• _The task_:
Only the number is needed: how many lines of the records include "Формат"?

• _Recorded data_:
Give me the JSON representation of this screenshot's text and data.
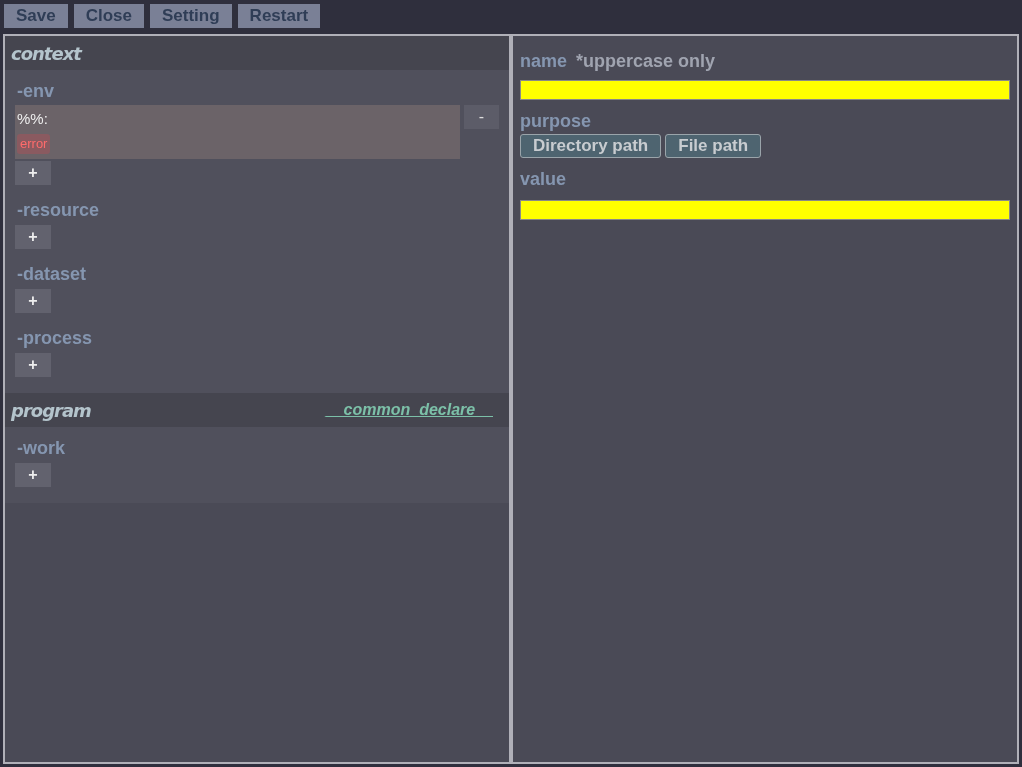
{
  "toolbar": [
    "Save",
    "Close",
    "Setting",
    "Restart"
  ],
  "sections": [
    {
      "title": "context",
      "groups": [
        {
          "label": "-env",
          "entries": [
            {
              "text": "%%:",
              "error": "error",
              "remove": "-"
            }
          ],
          "add": "+"
        },
        {
          "label": "-resource",
          "add": "+"
        },
        {
          "label": "-dataset",
          "add": "+"
        },
        {
          "label": "-process",
          "add": "+"
        }
      ]
    },
    {
      "title": "program",
      "link": "__common_declare__",
      "groups": [
        {
          "label": "-work",
          "add": "+"
        }
      ]
    }
  ],
  "detail": {
    "name_label": "name",
    "name_hint": "*uppercase only",
    "purpose_label": "purpose",
    "purpose_options": [
      "Directory path",
      "File path"
    ],
    "value_label": "value"
  }
}
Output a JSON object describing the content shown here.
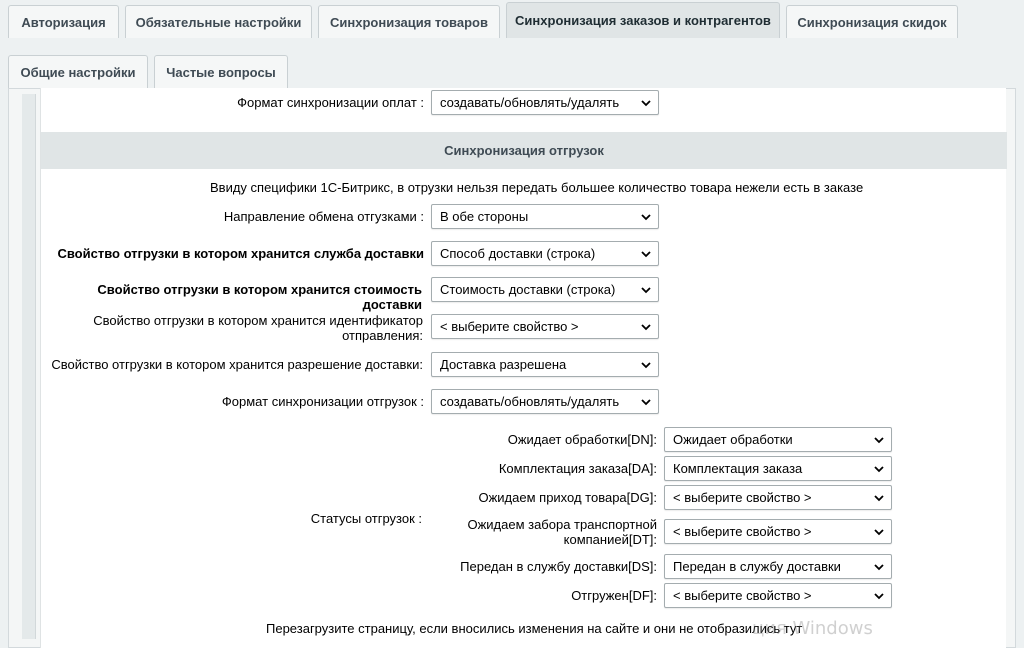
{
  "tabs_row1": [
    {
      "label": "Авторизация",
      "active": false
    },
    {
      "label": "Обязательные настройки",
      "active": false
    },
    {
      "label": "Синхронизация товаров",
      "active": false
    },
    {
      "label": "Синхронизация заказов и контрагентов",
      "active": true
    },
    {
      "label": "Синхронизация скидок",
      "active": false
    }
  ],
  "tabs_row2": [
    {
      "label": "Общие настройки"
    },
    {
      "label": "Частые вопросы"
    }
  ],
  "payments": {
    "format_label": "Формат синхронизации оплат :",
    "format_value": "создавать/обновлять/удалять"
  },
  "shipments": {
    "section_title": "Синхронизация отгрузок",
    "notice": "Ввиду специфики 1С-Битрикс, в отрузки нельзя передать большее количество товара нежели есть в заказе",
    "direction_label": "Направление обмена отгузками :",
    "direction_value": "В обе стороны",
    "delivery_service_label": "Свойство отгрузки в котором хранится служба доставки",
    "delivery_service_value": "Способ доставки (строка)",
    "delivery_cost_label": "Свойство отгрузки в котором хранится стоимость доставки",
    "delivery_cost_value": "Стоимость доставки (строка)",
    "tracking_label_line1": "Свойство отгрузки в котором хранится идентификатор",
    "tracking_label_line2": "отправления:",
    "tracking_value": "< выберите свойство >",
    "permission_label": "Свойство отгрузки в котором хранится разрешение доставки:",
    "permission_value": "Доставка разрешена",
    "format_label": "Формат синхронизации отгрузок :",
    "format_value": "создавать/обновлять/удалять",
    "statuses_label": "Статусы отгрузок :",
    "statuses": [
      {
        "label": "Ожидает обработки[DN]:",
        "value": "Ожидает обработки"
      },
      {
        "label": "Комплектация заказа[DA]:",
        "value": "Комплектация заказа"
      },
      {
        "label": "Ожидаем приход товара[DG]:",
        "value": "< выберите свойство >"
      },
      {
        "label_line1": "Ожидаем забора транспортной",
        "label_line2": "компанией[DT]:",
        "value": "< выберите свойство >"
      },
      {
        "label": "Передан в службу доставки[DS]:",
        "value": "Передан в службу доставки"
      },
      {
        "label": "Отгружен[DF]:",
        "value": "< выберите свойство >"
      }
    ],
    "reload_notice": "Перезагрузите страницу, если вносились изменения на сайте и они не отобразились тут"
  },
  "watermark_text": "ция Windows",
  "colors": {
    "page_bg": "#edf1f2",
    "tab_active_bg": "#e0e5e6",
    "section_header_bg": "#e0e5e6",
    "select_border": "#a4acaf"
  }
}
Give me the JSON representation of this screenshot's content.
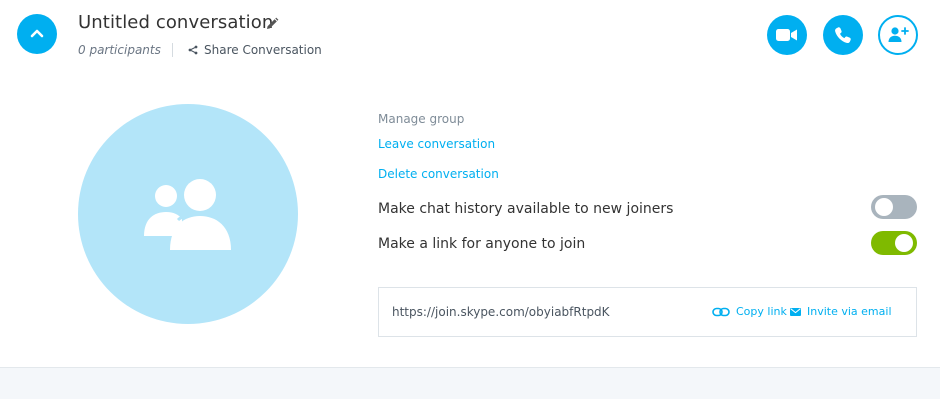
{
  "header": {
    "title": "Untitled conversation",
    "participants": "0 participants",
    "share_label": "Share Conversation"
  },
  "icons": {
    "collapse": "chevron-up-icon",
    "edit": "pencil-icon",
    "share": "share-icon",
    "video": "video-camera-icon",
    "call": "phone-icon",
    "add_person": "add-person-icon",
    "avatar": "group-icon",
    "copy": "link-icon",
    "invite": "envelope-icon"
  },
  "manage": {
    "heading": "Manage group",
    "leave_label": "Leave conversation",
    "delete_label": "Delete conversation"
  },
  "settings": {
    "chat_history_label": "Make chat history available to new joiners",
    "chat_history_enabled": false,
    "join_link_label": "Make a link for anyone to join",
    "join_link_enabled": true
  },
  "join_link": {
    "url": "https://join.skype.com/obyiabfRtpdK",
    "copy_label": "Copy link",
    "invite_label": "Invite via email"
  },
  "colors": {
    "accent": "#00aff0",
    "avatar_bg": "#b3e5f9",
    "toggle_on": "#7fba00",
    "toggle_off": "#a9b4bd"
  }
}
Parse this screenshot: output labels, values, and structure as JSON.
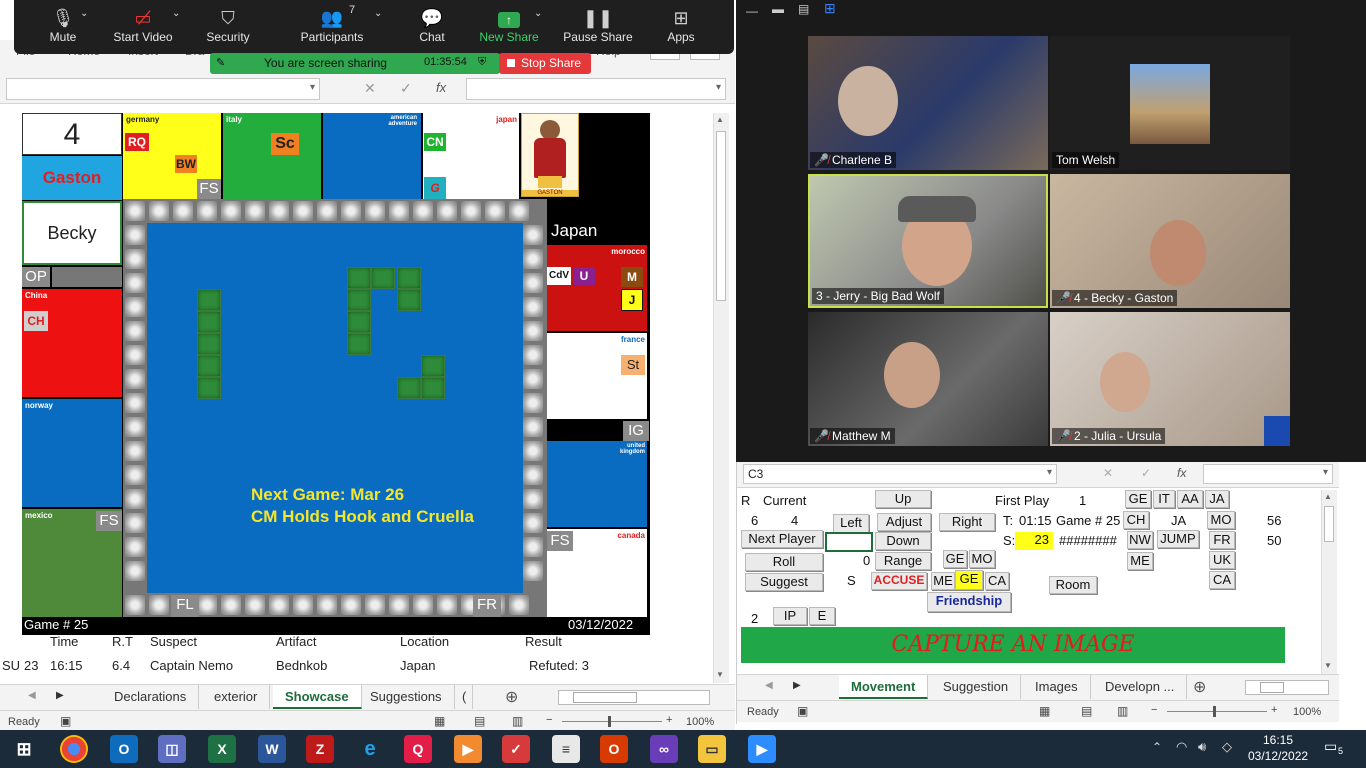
{
  "zoom": {
    "toolbar": [
      {
        "label": "Mute",
        "icon": "microphone-icon"
      },
      {
        "label": "Start Video",
        "icon": "video-off-icon"
      },
      {
        "label": "Security",
        "icon": "shield-icon"
      },
      {
        "label": "Participants",
        "icon": "participants-icon",
        "count": "7"
      },
      {
        "label": "Chat",
        "icon": "chat-icon"
      },
      {
        "label": "New Share",
        "icon": "share-icon"
      },
      {
        "label": "Pause Share",
        "icon": "pause-icon"
      },
      {
        "label": "Apps",
        "icon": "apps-icon"
      }
    ],
    "sharing_text": "You are screen sharing",
    "sharing_timer": "01:35:54",
    "stop_share": "Stop Share",
    "participants": [
      {
        "name": "Charlene B",
        "muted": true
      },
      {
        "name": "Tom Welsh",
        "muted": false
      },
      {
        "name": "3 - Jerry - Big Bad Wolf",
        "muted": false
      },
      {
        "name": "4 - Becky - Gaston",
        "muted": true
      },
      {
        "name": "Matthew M",
        "muted": true
      },
      {
        "name": "2 - Julia - Ursula",
        "muted": true
      }
    ]
  },
  "left_excel": {
    "ribbon_partial": [
      "File",
      "Home",
      "Insert",
      "Dra",
      "Help"
    ],
    "board": {
      "big_number": "4",
      "player_name": "Gaston",
      "player2_name": "Becky",
      "portrait_caption": "GASTON",
      "countries": {
        "germany": "germany",
        "italy": "italy",
        "american": "american adventure",
        "japan_small": "japan",
        "japan": "Japan",
        "morocco": "morocco",
        "china": "China",
        "france": "france",
        "norway": "norway",
        "uk": "united kingdom",
        "mexico": "mexico",
        "canada": "canada"
      },
      "tags": {
        "rq": "RQ",
        "bw": "BW",
        "sc": "Sc",
        "cn": "CN",
        "g": "G",
        "ch": "CH",
        "cdv": "CdV",
        "u": "U",
        "m": "M",
        "j": "J",
        "st": "St"
      },
      "corner_labels": {
        "fs1": "FS",
        "op": "OP",
        "fs2": "FS",
        "fs3": "FS",
        "fs4": "FS",
        "ig": "IG",
        "fl": "FL",
        "fr": "FR"
      },
      "announcement_line1": "Next Game: Mar 26",
      "announcement_line2": "CM Holds Hook and Cruella",
      "game_label": "Game # 25",
      "date_label": "03/12/2022"
    },
    "table": {
      "headers": [
        "Time",
        "R.T",
        "Suspect",
        "Artifact",
        "Location",
        "Result"
      ],
      "row": {
        "id": "SU",
        "num": "23",
        "time": "16:15",
        "rt": "6.4",
        "suspect": "Captain Nemo",
        "artifact": "Bednkob",
        "location": "Japan",
        "result": "Refuted: 3"
      }
    },
    "tabs": [
      "Declarations",
      "exterior",
      "Showcase",
      "Suggestions",
      "("
    ],
    "active_tab": "Showcase",
    "status": "Ready",
    "zoom_pct": "100%"
  },
  "right_excel": {
    "name_box": "C3",
    "grid": {
      "r": "R",
      "current": "Current",
      "v6": "6",
      "v4": "4",
      "up": "Up",
      "left": "Left",
      "adjust": "Adjust",
      "right": "Right",
      "down": "Down",
      "next_player": "Next Player",
      "roll": "Roll",
      "zero": "0",
      "range": "Range",
      "suggest": "Suggest",
      "s": "S",
      "accuse": "ACCUSE",
      "first_play": "First Play",
      "one": "1",
      "t_label": "T:",
      "t_value": "01:15",
      "game_label": "Game # 25",
      "s_label": "S:",
      "s_value": "23",
      "hashes": "########",
      "ge1": "GE",
      "mo1": "MO",
      "me1": "ME",
      "ge2": "GE",
      "ca1": "CA",
      "friendship": "Friendship",
      "room": "Room",
      "ge3": "GE",
      "it": "IT",
      "aa": "AA",
      "ja1": "JA",
      "ch": "CH",
      "ja2": "JA",
      "mo2": "MO",
      "v56": "56",
      "nw": "NW",
      "jump": "JUMP",
      "fr": "FR",
      "v50": "50",
      "me2": "ME",
      "uk": "UK",
      "ca2": "CA",
      "two": "2",
      "ip": "IP",
      "e": "E",
      "capture": "CAPTURE AN IMAGE"
    },
    "tabs": [
      "Movement",
      "Suggestion",
      "Images",
      "Developn ..."
    ],
    "active_tab": "Movement",
    "status": "Ready",
    "zoom_pct": "100%"
  },
  "taskbar": {
    "time": "16:15",
    "date": "03/12/2022",
    "notifications": "5"
  },
  "colors": {
    "board_blue": "#0a6cc0",
    "yellow_text": "#f4e62a",
    "zoom_green": "#2fa84f",
    "stop_red": "#e5383b"
  }
}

• _Written response_:
2